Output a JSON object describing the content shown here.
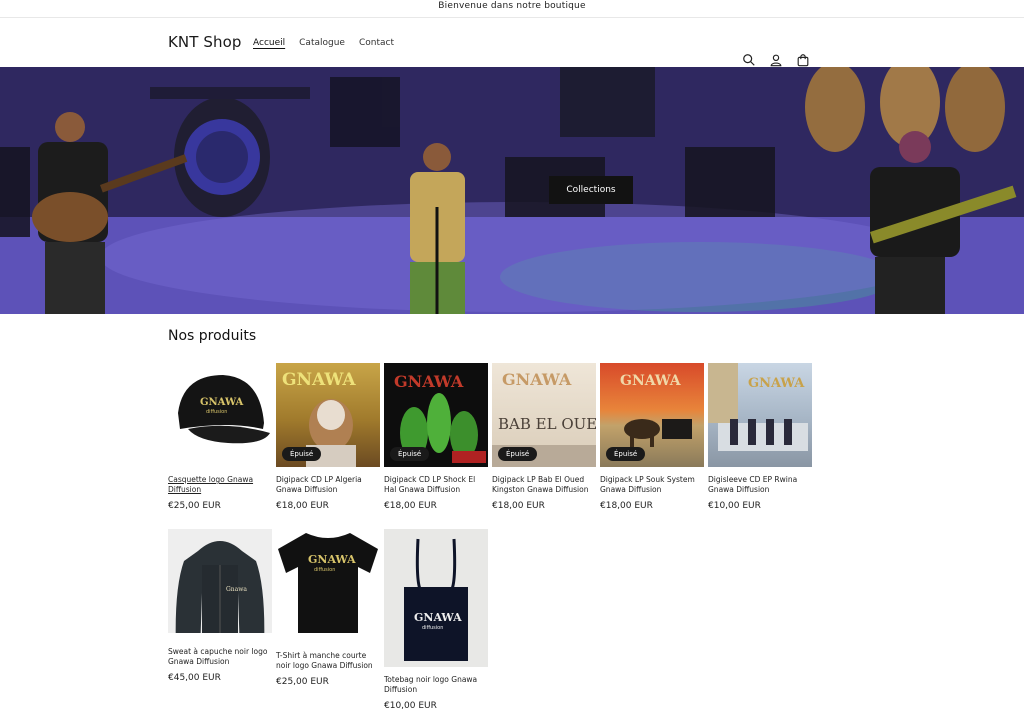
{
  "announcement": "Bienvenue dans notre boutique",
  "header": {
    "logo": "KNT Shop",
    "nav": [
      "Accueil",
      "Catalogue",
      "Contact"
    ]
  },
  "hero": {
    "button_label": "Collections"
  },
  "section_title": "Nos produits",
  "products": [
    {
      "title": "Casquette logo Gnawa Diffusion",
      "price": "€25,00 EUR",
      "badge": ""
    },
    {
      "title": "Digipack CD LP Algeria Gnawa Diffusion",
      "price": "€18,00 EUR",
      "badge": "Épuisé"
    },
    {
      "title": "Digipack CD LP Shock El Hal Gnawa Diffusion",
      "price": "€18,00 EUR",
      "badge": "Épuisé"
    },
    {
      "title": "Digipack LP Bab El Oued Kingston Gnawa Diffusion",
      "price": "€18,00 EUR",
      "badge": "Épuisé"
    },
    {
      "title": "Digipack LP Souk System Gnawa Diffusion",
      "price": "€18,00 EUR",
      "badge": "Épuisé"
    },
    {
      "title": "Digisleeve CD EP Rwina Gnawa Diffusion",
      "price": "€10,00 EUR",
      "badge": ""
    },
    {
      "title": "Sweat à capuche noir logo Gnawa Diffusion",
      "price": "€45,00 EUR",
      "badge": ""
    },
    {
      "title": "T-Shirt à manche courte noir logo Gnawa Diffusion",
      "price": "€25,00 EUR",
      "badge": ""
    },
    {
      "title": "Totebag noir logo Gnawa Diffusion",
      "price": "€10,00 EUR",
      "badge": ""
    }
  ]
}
────────────────────────────────────────
Extract all lines of the records above that include "logo".

**Written solution:**
    "logo": "KNT Shop",
      "title": "Casquette logo Gnawa Diffusion",
      "title": "Sweat à capuche noir logo Gnawa Diffusion",
      "title": "T-Shirt à manche courte noir logo Gnawa Diffusion",
      "title": "Totebag noir logo Gnawa Diffusion",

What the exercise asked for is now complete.